• _Task statement_: Each line that holds the string "dashboard" counts once; say how many such lines there are and add nothing.

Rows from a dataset
----------

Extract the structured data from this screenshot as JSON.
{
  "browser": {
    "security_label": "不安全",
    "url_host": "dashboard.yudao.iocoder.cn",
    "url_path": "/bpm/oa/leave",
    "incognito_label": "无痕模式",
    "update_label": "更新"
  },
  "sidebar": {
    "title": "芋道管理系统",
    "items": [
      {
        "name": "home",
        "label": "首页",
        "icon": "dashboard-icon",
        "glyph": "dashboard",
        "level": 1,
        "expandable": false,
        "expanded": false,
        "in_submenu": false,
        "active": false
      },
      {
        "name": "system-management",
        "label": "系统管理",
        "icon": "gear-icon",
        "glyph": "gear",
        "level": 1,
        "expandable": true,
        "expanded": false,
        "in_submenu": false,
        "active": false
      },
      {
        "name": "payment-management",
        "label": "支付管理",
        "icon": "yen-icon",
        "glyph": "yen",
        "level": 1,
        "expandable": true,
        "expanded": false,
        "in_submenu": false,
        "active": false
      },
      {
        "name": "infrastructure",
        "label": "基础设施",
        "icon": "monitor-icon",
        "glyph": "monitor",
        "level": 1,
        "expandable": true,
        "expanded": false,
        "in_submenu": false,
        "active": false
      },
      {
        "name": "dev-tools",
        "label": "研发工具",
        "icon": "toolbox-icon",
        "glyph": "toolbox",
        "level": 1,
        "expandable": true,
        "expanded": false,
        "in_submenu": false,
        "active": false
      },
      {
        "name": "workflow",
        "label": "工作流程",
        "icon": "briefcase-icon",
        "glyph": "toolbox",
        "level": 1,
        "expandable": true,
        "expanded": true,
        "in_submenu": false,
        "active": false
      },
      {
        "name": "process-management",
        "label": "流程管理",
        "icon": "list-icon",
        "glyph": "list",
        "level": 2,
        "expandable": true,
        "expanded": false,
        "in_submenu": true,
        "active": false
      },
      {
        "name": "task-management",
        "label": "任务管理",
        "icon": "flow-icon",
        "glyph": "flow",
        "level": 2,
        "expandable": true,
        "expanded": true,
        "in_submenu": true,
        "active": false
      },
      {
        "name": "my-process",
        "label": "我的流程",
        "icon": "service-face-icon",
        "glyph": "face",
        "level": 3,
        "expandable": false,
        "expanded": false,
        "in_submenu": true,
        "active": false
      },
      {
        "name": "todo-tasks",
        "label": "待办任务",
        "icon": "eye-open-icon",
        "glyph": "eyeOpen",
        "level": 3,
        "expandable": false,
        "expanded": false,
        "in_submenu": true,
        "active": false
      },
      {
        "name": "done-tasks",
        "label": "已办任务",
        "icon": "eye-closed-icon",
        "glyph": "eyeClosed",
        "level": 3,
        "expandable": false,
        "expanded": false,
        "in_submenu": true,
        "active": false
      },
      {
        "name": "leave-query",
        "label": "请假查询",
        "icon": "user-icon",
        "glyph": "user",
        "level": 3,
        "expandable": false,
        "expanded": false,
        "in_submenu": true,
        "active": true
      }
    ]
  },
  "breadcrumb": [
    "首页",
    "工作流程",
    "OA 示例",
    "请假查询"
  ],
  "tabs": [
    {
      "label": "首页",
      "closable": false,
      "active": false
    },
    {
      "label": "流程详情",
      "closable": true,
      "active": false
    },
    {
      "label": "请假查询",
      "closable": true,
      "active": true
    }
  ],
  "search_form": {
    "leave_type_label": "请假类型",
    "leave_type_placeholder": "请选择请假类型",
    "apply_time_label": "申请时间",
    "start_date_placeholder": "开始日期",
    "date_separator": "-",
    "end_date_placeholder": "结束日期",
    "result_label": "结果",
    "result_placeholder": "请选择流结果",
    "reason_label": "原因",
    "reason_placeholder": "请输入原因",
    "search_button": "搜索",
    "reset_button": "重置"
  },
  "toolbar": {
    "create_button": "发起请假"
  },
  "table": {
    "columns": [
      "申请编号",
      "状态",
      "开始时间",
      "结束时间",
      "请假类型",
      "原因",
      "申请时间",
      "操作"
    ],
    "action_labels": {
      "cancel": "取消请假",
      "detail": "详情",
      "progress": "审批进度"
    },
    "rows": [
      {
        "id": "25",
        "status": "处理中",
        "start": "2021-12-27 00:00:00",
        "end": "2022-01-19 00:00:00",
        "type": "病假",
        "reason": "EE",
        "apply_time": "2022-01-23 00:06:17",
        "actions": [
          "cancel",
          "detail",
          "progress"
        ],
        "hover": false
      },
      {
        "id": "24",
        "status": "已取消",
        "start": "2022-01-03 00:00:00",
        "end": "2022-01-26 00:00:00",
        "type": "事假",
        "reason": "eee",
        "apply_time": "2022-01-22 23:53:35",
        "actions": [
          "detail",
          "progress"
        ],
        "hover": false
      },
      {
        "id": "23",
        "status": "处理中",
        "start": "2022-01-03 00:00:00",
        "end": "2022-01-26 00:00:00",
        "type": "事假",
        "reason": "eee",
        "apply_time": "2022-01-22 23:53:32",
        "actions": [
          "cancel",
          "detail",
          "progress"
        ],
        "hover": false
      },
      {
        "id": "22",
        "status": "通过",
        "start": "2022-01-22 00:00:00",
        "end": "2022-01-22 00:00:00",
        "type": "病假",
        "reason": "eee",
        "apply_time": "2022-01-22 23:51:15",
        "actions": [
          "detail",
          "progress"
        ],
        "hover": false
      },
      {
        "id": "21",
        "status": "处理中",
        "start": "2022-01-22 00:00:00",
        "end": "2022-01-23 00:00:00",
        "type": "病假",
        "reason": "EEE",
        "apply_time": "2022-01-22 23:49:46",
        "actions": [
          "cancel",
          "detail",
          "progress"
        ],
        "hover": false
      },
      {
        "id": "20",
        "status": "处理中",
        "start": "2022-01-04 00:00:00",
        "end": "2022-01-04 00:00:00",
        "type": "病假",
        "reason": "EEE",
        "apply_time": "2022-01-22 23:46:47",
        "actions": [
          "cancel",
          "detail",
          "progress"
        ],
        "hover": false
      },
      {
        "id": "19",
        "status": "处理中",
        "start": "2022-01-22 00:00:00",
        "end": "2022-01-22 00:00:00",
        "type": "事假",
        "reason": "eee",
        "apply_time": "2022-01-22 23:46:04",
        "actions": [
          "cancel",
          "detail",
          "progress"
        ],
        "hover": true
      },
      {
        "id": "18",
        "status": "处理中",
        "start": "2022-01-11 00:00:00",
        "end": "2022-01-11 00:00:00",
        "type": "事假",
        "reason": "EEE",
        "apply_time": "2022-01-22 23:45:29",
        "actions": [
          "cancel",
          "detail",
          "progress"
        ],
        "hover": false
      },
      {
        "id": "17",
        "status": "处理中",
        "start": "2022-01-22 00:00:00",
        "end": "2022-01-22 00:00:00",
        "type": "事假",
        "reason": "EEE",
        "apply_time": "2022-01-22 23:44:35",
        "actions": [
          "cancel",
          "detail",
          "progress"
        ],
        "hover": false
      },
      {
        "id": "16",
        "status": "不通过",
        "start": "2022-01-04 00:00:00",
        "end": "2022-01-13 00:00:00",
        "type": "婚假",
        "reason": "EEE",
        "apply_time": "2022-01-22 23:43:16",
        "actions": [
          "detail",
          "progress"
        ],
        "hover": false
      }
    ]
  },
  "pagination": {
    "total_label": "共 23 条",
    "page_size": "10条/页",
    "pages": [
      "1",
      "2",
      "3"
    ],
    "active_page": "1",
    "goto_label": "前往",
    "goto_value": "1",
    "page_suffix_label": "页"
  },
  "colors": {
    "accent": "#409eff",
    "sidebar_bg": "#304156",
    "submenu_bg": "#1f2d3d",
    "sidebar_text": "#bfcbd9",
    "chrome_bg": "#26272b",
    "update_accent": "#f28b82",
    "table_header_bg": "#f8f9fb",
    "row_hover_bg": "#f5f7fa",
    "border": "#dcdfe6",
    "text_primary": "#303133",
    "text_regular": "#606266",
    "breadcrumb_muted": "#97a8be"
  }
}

----------

• _The reply_: 3